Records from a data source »
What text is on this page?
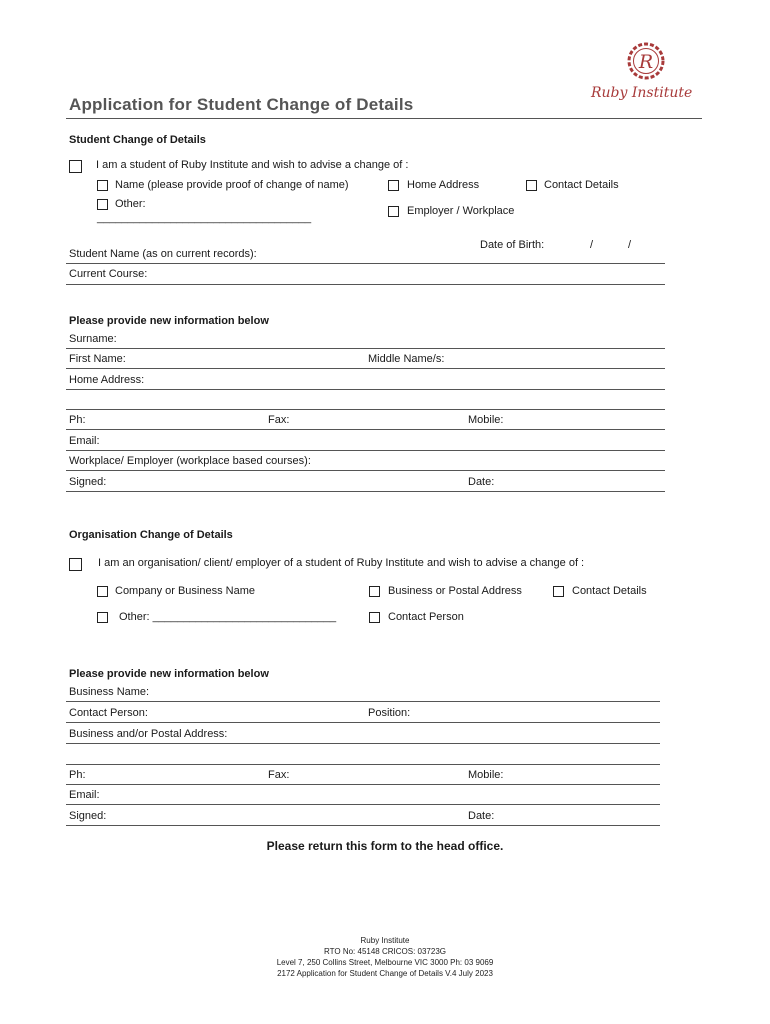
R
Ruby Institute
Application for Student Change of Details
Student Change of Details
I am a student of Ruby Institute and wish to advise a change of :
Name (please provide proof of change of name)	Home Address	Contact Details
Other:
___________________________________
Employer / Workplace
Date of Birth:	/	/
Student Name (as on current records):
Current Course:
Please provide new information below
Surname:
First Name:	Middle Name/s:
Home Address:
Ph:	Fax:	Mobile:
Email:
Workplace/ Employer (workplace based courses):
Signed:	Date:
Organisation Change of Details
I am an organisation/ client/ employer of a student of Ruby Institute and wish to advise a change of :
Company or Business Name	Business or Postal Address	Contact Details
Other: ______________________________	Contact Person
Please provide new information below
Business Name:
Contact Person:	Position:
Business and/or Postal Address:
Ph:	Fax:	Mobile:
Email:
Signed:	Date:
Please return this form to the head office.
Ruby Institute
RTO No: 45148 CRICOS: 03723G
Level 7, 250 Collins Street, Melbourne VIC 3000 Ph: 03 9069
2172 Application for Student Change of Details V.4 July 2023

Short problem »
Find each line with the string "Ruby" and copy it out.

Answer to the task »
Ruby Institute
I am a student of Ruby Institute and wish to advise a change of :
I am an organisation/ client/ employer of a student of Ruby Institute and wish to advise a change of :
Ruby Institute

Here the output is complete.